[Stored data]
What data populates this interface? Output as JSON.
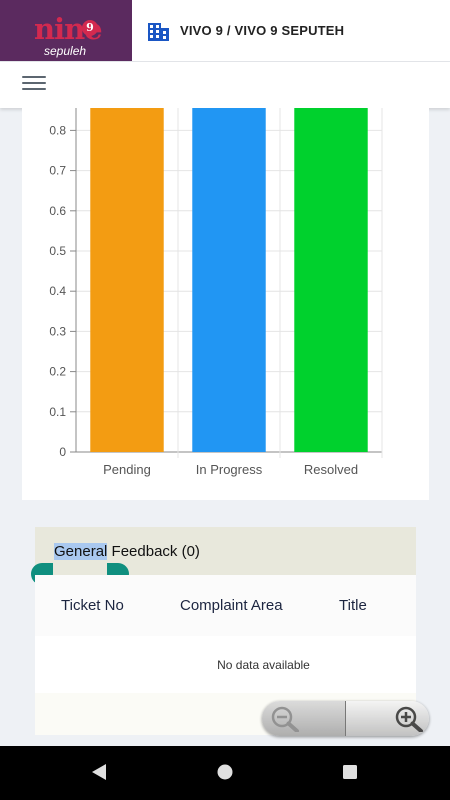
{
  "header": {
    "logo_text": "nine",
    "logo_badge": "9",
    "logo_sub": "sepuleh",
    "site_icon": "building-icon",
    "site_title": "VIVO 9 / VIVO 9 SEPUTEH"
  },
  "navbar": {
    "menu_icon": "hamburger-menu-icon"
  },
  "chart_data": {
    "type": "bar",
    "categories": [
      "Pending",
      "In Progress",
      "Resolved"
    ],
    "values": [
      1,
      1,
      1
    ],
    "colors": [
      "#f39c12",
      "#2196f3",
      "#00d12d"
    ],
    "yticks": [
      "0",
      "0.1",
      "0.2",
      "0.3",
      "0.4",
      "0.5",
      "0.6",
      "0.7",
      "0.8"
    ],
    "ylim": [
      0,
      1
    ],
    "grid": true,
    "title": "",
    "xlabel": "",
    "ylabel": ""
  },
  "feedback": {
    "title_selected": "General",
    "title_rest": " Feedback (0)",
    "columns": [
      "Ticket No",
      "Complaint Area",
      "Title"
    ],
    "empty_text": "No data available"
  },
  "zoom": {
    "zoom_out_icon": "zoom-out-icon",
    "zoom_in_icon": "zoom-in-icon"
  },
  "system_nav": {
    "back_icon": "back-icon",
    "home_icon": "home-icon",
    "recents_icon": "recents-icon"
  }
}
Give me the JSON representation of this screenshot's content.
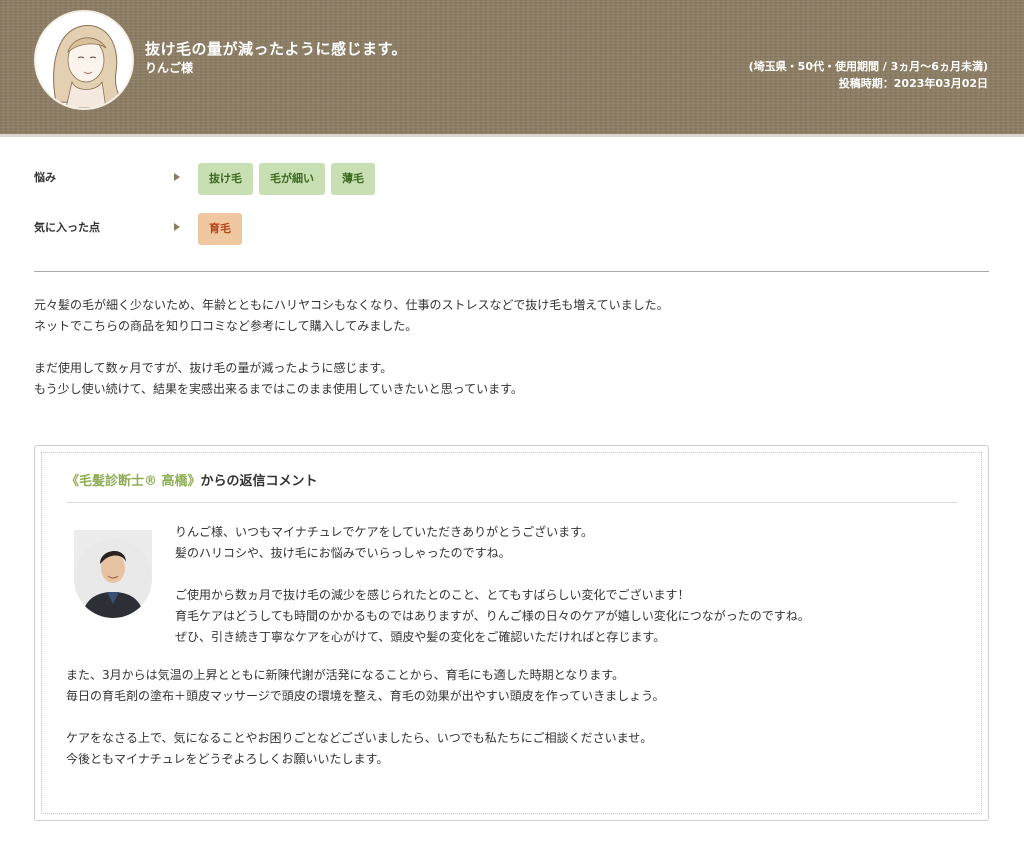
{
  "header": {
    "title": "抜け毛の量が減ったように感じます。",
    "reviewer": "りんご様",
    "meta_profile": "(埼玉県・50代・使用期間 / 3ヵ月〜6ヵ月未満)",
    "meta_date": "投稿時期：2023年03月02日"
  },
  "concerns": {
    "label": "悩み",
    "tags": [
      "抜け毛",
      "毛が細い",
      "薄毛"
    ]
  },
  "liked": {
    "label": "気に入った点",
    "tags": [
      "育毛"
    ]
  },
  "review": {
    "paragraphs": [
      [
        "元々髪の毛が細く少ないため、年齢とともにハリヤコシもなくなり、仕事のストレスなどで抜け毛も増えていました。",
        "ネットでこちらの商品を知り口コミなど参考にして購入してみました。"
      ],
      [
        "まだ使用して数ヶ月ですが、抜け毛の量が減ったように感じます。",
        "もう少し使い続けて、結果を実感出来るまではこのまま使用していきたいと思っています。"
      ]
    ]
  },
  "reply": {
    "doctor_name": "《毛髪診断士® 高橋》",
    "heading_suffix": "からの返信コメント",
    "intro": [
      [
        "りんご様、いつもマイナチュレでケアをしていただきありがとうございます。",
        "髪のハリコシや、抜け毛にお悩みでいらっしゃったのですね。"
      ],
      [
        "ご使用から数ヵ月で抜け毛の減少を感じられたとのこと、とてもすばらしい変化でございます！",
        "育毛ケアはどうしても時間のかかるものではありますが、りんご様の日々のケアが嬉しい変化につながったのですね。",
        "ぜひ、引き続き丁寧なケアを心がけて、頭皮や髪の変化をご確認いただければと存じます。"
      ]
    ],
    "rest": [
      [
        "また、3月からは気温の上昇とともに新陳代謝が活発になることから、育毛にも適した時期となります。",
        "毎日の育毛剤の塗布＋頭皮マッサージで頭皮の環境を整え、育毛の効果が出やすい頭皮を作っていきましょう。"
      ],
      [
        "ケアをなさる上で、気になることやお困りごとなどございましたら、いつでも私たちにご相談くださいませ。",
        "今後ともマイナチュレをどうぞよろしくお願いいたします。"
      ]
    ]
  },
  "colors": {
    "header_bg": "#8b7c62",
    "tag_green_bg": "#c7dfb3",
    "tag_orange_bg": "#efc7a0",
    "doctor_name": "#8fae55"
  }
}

_TO DO_
Without the pictures, write out all of the material exactly.

_SOLUTION_
What data populates this interface? Output as JSON.
{
  "header": {
    "logo_text": "nine",
    "logo_badge": "9",
    "logo_sub": "sepuleh",
    "site_icon": "building-icon",
    "site_title": "VIVO 9 / VIVO 9 SEPUTEH"
  },
  "navbar": {
    "menu_icon": "hamburger-menu-icon"
  },
  "chart_data": {
    "type": "bar",
    "categories": [
      "Pending",
      "In Progress",
      "Resolved"
    ],
    "values": [
      1,
      1,
      1
    ],
    "colors": [
      "#f39c12",
      "#2196f3",
      "#00d12d"
    ],
    "yticks": [
      "0",
      "0.1",
      "0.2",
      "0.3",
      "0.4",
      "0.5",
      "0.6",
      "0.7",
      "0.8"
    ],
    "ylim": [
      0,
      1
    ],
    "grid": true,
    "title": "",
    "xlabel": "",
    "ylabel": ""
  },
  "feedback": {
    "title_selected": "General",
    "title_rest": " Feedback (0)",
    "columns": [
      "Ticket No",
      "Complaint Area",
      "Title"
    ],
    "empty_text": "No data available"
  },
  "zoom": {
    "zoom_out_icon": "zoom-out-icon",
    "zoom_in_icon": "zoom-in-icon"
  },
  "system_nav": {
    "back_icon": "back-icon",
    "home_icon": "home-icon",
    "recents_icon": "recents-icon"
  }
}
Give me the JSON representation of this screenshot's content.
{
  "header": {
    "title": "抜け毛の量が減ったように感じます。",
    "reviewer": "りんご様",
    "meta_profile": "(埼玉県・50代・使用期間 / 3ヵ月〜6ヵ月未満)",
    "meta_date": "投稿時期：2023年03月02日"
  },
  "concerns": {
    "label": "悩み",
    "tags": [
      "抜け毛",
      "毛が細い",
      "薄毛"
    ]
  },
  "liked": {
    "label": "気に入った点",
    "tags": [
      "育毛"
    ]
  },
  "review": {
    "paragraphs": [
      [
        "元々髪の毛が細く少ないため、年齢とともにハリヤコシもなくなり、仕事のストレスなどで抜け毛も増えていました。",
        "ネットでこちらの商品を知り口コミなど参考にして購入してみました。"
      ],
      [
        "まだ使用して数ヶ月ですが、抜け毛の量が減ったように感じます。",
        "もう少し使い続けて、結果を実感出来るまではこのまま使用していきたいと思っています。"
      ]
    ]
  },
  "reply": {
    "doctor_name": "《毛髪診断士® 高橋》",
    "heading_suffix": "からの返信コメント",
    "intro": [
      [
        "りんご様、いつもマイナチュレでケアをしていただきありがとうございます。",
        "髪のハリコシや、抜け毛にお悩みでいらっしゃったのですね。"
      ],
      [
        "ご使用から数ヵ月で抜け毛の減少を感じられたとのこと、とてもすばらしい変化でございます！",
        "育毛ケアはどうしても時間のかかるものではありますが、りんご様の日々のケアが嬉しい変化につながったのですね。",
        "ぜひ、引き続き丁寧なケアを心がけて、頭皮や髪の変化をご確認いただければと存じます。"
      ]
    ],
    "rest": [
      [
        "また、3月からは気温の上昇とともに新陳代謝が活発になることから、育毛にも適した時期となります。",
        "毎日の育毛剤の塗布＋頭皮マッサージで頭皮の環境を整え、育毛の効果が出やすい頭皮を作っていきましょう。"
      ],
      [
        "ケアをなさる上で、気になることやお困りごとなどございましたら、いつでも私たちにご相談くださいませ。",
        "今後ともマイナチュレをどうぞよろしくお願いいたします。"
      ]
    ]
  },
  "colors": {
    "header_bg": "#8b7c62",
    "tag_green_bg": "#c7dfb3",
    "tag_orange_bg": "#efc7a0",
    "doctor_name": "#8fae55"
  }
}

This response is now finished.